(Stated problem): Every record should be copied exactly, except that pictures are to be omitted.

+-------+

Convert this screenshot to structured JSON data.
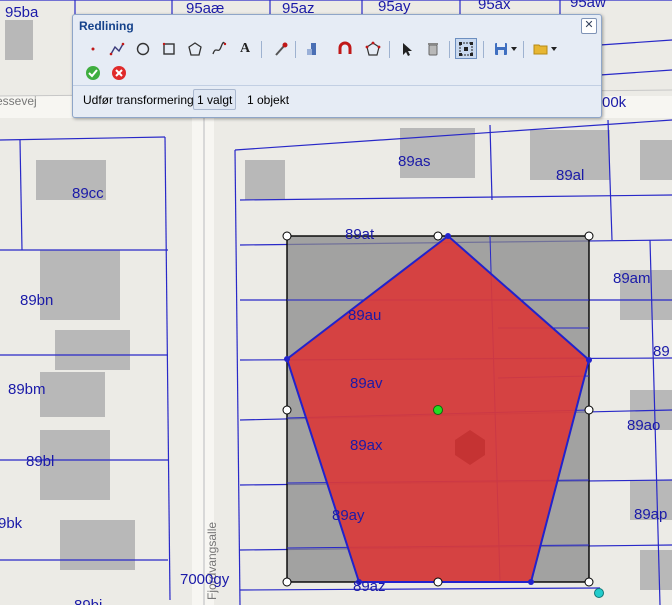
{
  "toolbar": {
    "title": "Redlining",
    "close_glyph": "✕",
    "tools": [
      {
        "icon": "point-draw-icon"
      },
      {
        "icon": "line-draw-icon"
      },
      {
        "icon": "circle-draw-icon"
      },
      {
        "icon": "rectangle-draw-icon"
      },
      {
        "icon": "polygon-draw-icon"
      },
      {
        "icon": "freehand-draw-icon"
      },
      {
        "icon": "text-tool-icon"
      },
      {
        "icon": "color-picker-icon"
      },
      {
        "icon": "measure-icon"
      },
      {
        "icon": "magnet-snap-icon"
      },
      {
        "icon": "polygon-edit-icon"
      },
      {
        "icon": "select-arrow-icon"
      },
      {
        "icon": "delete-bin-icon"
      },
      {
        "icon": "transform-icon"
      },
      {
        "icon": "save-floppy-icon"
      },
      {
        "icon": "open-folder-icon"
      }
    ],
    "text_tool_glyph": "A",
    "confirm_icon": "check-circle-icon",
    "cancel_icon": "cancel-circle-icon",
    "status": {
      "action_label": "Udfør transformering",
      "selected": "1 valgt",
      "objects": "1 objekt"
    }
  },
  "map": {
    "street_label": "essevej",
    "vertical_street_label": "Fjordvangsalle",
    "parcels": [
      "95ba",
      "95aæ",
      "95az",
      "95ay",
      "95ax",
      "95aw",
      "00k",
      "89as",
      "89al",
      "89cc",
      "89at",
      "89am",
      "89bn",
      "89au",
      "89",
      "89bm",
      "89av",
      "89ao",
      "89bl",
      "89ax",
      "9bk",
      "89ay",
      "89ap",
      "7000gy",
      "89az",
      "89bi"
    ],
    "colors": {
      "polygon_fill": "#d93a3a",
      "polygon_stroke": "#2222cc",
      "label": "#1a1aa8",
      "center_handle": "#22dd22",
      "rotate_handle": "#22cccc"
    }
  }
}
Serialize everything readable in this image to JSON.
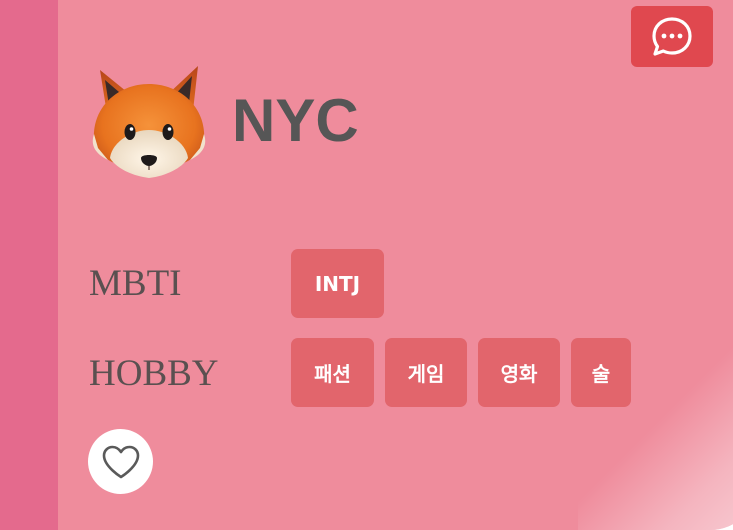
{
  "profile": {
    "name": "NYC",
    "avatar_icon": "fox-face-icon"
  },
  "mbti": {
    "label": "MBTI",
    "value": "INTJ"
  },
  "hobby": {
    "label": "HOBBY",
    "tags": [
      "패션",
      "게임",
      "영화",
      "술"
    ]
  },
  "actions": {
    "chat_icon": "chat-bubble-icon",
    "like_icon": "heart-outline-icon"
  },
  "colors": {
    "left_strip": "#e46a8d",
    "card_bg": "#ef8c9c",
    "chat_button": "#e0484f",
    "tag_bg": "#e2656c",
    "name_text": "#565656"
  }
}
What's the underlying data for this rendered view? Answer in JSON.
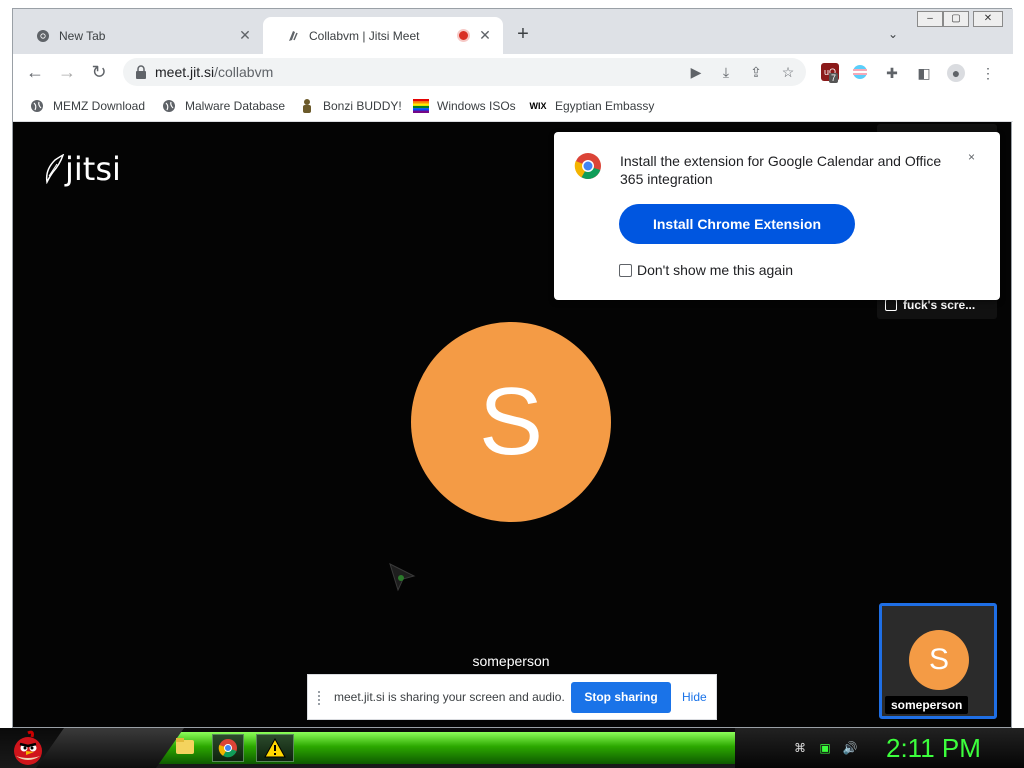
{
  "browser": {
    "tabs": [
      {
        "title": "New Tab",
        "active": false
      },
      {
        "title": "Collabvm | Jitsi Meet",
        "active": true,
        "recording": true
      }
    ],
    "url_host": "meet.jit.si",
    "url_path": "/collabvm",
    "extension_badge": "7"
  },
  "bookmarks": [
    {
      "label": "MEMZ Download",
      "icon": "globe-icon"
    },
    {
      "label": "Malware Database",
      "icon": "globe-icon"
    },
    {
      "label": "Bonzi BUDDY!",
      "icon": "bonzi-icon"
    },
    {
      "label": "Windows ISOs",
      "icon": "rainbow-flag-icon"
    },
    {
      "label": "Egyptian Embassy",
      "icon": "wix-icon"
    }
  ],
  "jitsi": {
    "logo_text": "jitsi",
    "main_avatar_letter": "S",
    "main_participant_name": "someperson",
    "remote_label": "fuck's scre...",
    "self_avatar_letter": "S",
    "self_name": "someperson",
    "avatar_color": "#f49b45"
  },
  "extension_popup": {
    "message": "Install the extension for Google Calendar and Office 365 integration",
    "close": "×",
    "install_button": "Install Chrome Extension",
    "dont_show": "Don't show me this again"
  },
  "share_bar": {
    "message": "meet.jit.si is sharing your screen and audio.",
    "stop_button": "Stop sharing",
    "hide": "Hide"
  },
  "taskbar": {
    "clock": "2:11 PM"
  }
}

+-------+

(Final result):
Convert this screenshot to structured JSON data.
{
  "toolbar": {
    "title": "Redlining",
    "close_glyph": "✕",
    "tools": [
      {
        "icon": "point-draw-icon"
      },
      {
        "icon": "line-draw-icon"
      },
      {
        "icon": "circle-draw-icon"
      },
      {
        "icon": "rectangle-draw-icon"
      },
      {
        "icon": "polygon-draw-icon"
      },
      {
        "icon": "freehand-draw-icon"
      },
      {
        "icon": "text-tool-icon"
      },
      {
        "icon": "color-picker-icon"
      },
      {
        "icon": "measure-icon"
      },
      {
        "icon": "magnet-snap-icon"
      },
      {
        "icon": "polygon-edit-icon"
      },
      {
        "icon": "select-arrow-icon"
      },
      {
        "icon": "delete-bin-icon"
      },
      {
        "icon": "transform-icon"
      },
      {
        "icon": "save-floppy-icon"
      },
      {
        "icon": "open-folder-icon"
      }
    ],
    "text_tool_glyph": "A",
    "confirm_icon": "check-circle-icon",
    "cancel_icon": "cancel-circle-icon",
    "status": {
      "action_label": "Udfør transformering",
      "selected": "1 valgt",
      "objects": "1 objekt"
    }
  },
  "map": {
    "street_label": "essevej",
    "vertical_street_label": "Fjordvangsalle",
    "parcels": [
      "95ba",
      "95aæ",
      "95az",
      "95ay",
      "95ax",
      "95aw",
      "00k",
      "89as",
      "89al",
      "89cc",
      "89at",
      "89am",
      "89bn",
      "89au",
      "89",
      "89bm",
      "89av",
      "89ao",
      "89bl",
      "89ax",
      "9bk",
      "89ay",
      "89ap",
      "7000gy",
      "89az",
      "89bi"
    ],
    "colors": {
      "polygon_fill": "#d93a3a",
      "polygon_stroke": "#2222cc",
      "label": "#1a1aa8",
      "center_handle": "#22dd22",
      "rotate_handle": "#22cccc"
    }
  }
}
Serialize everything readable in this image to JSON.
{
  "profile": {
    "name": "NYC",
    "avatar_icon": "fox-face-icon"
  },
  "mbti": {
    "label": "MBTI",
    "value": "INTJ"
  },
  "hobby": {
    "label": "HOBBY",
    "tags": [
      "패션",
      "게임",
      "영화",
      "술"
    ]
  },
  "actions": {
    "chat_icon": "chat-bubble-icon",
    "like_icon": "heart-outline-icon"
  },
  "colors": {
    "left_strip": "#e46a8d",
    "card_bg": "#ef8c9c",
    "chat_button": "#e0484f",
    "tag_bg": "#e2656c",
    "name_text": "#565656"
  }
}
What's the underlying data for this rendered view? Answer in JSON.
{
  "browser": {
    "tabs": [
      {
        "title": "New Tab",
        "active": false
      },
      {
        "title": "Collabvm | Jitsi Meet",
        "active": true,
        "recording": true
      }
    ],
    "url_host": "meet.jit.si",
    "url_path": "/collabvm",
    "extension_badge": "7"
  },
  "bookmarks": [
    {
      "label": "MEMZ Download",
      "icon": "globe-icon"
    },
    {
      "label": "Malware Database",
      "icon": "globe-icon"
    },
    {
      "label": "Bonzi BUDDY!",
      "icon": "bonzi-icon"
    },
    {
      "label": "Windows ISOs",
      "icon": "rainbow-flag-icon"
    },
    {
      "label": "Egyptian Embassy",
      "icon": "wix-icon"
    }
  ],
  "jitsi": {
    "logo_text": "jitsi",
    "main_avatar_letter": "S",
    "main_participant_name": "someperson",
    "remote_label": "fuck's scre...",
    "self_avatar_letter": "S",
    "self_name": "someperson",
    "avatar_color": "#f49b45"
  },
  "extension_popup": {
    "message": "Install the extension for Google Calendar and Office 365 integration",
    "close": "×",
    "install_button": "Install Chrome Extension",
    "dont_show": "Don't show me this again"
  },
  "share_bar": {
    "message": "meet.jit.si is sharing your screen and audio.",
    "stop_button": "Stop sharing",
    "hide": "Hide"
  },
  "taskbar": {
    "clock": "2:11 PM"
  }
}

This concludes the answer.